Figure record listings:
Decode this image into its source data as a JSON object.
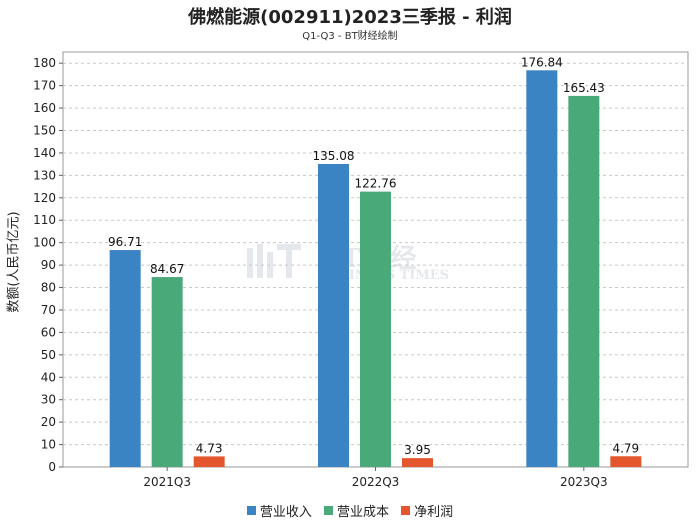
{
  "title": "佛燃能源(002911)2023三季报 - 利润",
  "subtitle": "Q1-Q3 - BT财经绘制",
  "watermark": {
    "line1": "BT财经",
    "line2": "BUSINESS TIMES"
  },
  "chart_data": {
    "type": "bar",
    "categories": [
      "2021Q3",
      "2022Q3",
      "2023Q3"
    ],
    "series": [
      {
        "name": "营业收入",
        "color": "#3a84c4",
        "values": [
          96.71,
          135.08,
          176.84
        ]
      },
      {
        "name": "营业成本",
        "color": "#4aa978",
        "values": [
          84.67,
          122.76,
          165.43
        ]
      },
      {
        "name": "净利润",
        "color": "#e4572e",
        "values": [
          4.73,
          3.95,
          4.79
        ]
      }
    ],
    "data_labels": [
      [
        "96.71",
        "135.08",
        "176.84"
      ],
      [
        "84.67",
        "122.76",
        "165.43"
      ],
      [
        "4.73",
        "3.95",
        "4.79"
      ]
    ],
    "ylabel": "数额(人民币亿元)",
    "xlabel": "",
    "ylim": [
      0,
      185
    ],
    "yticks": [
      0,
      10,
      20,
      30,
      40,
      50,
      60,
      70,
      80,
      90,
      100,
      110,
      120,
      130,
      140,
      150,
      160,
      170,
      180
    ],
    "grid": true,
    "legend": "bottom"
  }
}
* * *
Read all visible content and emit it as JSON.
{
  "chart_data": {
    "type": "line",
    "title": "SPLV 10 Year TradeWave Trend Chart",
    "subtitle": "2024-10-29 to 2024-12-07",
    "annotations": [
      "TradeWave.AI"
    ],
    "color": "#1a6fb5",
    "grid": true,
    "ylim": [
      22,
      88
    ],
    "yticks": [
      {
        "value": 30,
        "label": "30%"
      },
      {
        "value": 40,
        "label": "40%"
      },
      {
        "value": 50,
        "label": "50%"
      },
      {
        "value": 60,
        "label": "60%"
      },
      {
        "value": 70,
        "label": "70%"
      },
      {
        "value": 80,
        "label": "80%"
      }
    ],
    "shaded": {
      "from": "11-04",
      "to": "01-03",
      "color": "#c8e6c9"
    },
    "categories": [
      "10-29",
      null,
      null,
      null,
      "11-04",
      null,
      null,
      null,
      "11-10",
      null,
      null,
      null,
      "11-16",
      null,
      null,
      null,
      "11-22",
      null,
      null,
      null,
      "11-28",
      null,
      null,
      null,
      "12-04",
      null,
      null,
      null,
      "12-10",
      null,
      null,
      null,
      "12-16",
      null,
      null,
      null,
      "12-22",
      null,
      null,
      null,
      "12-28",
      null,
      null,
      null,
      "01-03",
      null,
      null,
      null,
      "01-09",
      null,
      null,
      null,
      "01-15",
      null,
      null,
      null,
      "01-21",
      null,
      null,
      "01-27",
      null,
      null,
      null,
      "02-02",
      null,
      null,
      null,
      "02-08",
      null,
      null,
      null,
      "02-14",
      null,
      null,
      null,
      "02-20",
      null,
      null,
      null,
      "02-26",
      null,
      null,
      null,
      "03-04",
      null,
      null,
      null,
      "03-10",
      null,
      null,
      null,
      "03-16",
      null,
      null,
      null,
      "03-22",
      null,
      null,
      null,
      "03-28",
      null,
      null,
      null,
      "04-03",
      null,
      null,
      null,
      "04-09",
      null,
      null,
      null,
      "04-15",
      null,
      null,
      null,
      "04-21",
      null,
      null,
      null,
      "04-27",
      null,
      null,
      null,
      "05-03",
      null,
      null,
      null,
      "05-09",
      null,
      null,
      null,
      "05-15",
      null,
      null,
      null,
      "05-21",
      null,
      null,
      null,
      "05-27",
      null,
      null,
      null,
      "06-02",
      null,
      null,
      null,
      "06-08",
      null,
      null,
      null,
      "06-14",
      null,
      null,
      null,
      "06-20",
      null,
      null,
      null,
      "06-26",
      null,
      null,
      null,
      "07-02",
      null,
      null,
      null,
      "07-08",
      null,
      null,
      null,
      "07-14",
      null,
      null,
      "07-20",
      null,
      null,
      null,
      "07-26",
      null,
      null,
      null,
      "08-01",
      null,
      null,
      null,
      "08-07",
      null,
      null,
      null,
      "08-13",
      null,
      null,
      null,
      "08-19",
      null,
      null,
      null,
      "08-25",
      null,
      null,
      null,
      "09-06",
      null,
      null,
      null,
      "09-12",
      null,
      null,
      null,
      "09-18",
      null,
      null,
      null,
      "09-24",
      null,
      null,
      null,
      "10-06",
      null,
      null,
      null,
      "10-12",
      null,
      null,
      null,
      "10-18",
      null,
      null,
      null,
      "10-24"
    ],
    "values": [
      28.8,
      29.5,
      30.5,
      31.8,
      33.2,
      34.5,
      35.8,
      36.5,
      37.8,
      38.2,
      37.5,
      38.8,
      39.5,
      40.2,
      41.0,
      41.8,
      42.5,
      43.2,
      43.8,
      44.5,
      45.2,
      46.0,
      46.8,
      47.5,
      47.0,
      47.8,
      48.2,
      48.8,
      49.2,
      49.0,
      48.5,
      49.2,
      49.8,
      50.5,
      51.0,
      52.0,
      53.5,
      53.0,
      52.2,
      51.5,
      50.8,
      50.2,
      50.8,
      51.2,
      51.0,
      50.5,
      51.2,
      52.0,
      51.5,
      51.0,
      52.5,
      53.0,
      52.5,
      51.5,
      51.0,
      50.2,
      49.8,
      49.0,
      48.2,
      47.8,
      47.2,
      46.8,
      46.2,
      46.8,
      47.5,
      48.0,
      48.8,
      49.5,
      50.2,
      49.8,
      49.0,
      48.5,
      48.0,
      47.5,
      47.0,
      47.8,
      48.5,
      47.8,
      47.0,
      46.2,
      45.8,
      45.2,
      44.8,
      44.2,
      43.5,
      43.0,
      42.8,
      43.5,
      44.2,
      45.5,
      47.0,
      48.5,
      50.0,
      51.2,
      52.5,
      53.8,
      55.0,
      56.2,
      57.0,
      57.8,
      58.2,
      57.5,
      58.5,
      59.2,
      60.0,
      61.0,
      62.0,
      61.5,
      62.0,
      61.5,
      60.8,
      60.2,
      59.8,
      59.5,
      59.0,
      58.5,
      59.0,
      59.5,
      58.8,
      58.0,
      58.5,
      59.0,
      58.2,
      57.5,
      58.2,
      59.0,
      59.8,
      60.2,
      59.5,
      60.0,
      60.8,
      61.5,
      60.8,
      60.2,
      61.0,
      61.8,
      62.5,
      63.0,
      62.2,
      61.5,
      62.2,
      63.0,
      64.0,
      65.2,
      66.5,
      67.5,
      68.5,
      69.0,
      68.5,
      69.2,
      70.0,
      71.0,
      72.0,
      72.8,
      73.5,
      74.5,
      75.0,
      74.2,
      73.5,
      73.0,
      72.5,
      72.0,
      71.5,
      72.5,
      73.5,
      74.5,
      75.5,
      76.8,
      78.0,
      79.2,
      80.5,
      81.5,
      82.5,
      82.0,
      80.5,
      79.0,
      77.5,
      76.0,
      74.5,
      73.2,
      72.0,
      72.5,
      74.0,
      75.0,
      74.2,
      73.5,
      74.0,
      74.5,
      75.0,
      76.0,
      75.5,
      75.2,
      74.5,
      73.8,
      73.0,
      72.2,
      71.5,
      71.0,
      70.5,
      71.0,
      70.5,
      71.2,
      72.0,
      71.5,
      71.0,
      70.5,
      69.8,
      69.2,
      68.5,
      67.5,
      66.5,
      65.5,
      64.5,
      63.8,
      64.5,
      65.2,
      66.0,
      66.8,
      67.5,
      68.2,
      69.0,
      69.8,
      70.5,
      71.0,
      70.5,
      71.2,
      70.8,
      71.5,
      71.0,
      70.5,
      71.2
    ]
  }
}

Instructions to follow: Return each line among the entries that holds the word "subtitle".

Result of the task:
  "subtitle": "Q1-Q3 - BT财经绘制",
    "subtitle": "2024-10-29 to 2024-12-07",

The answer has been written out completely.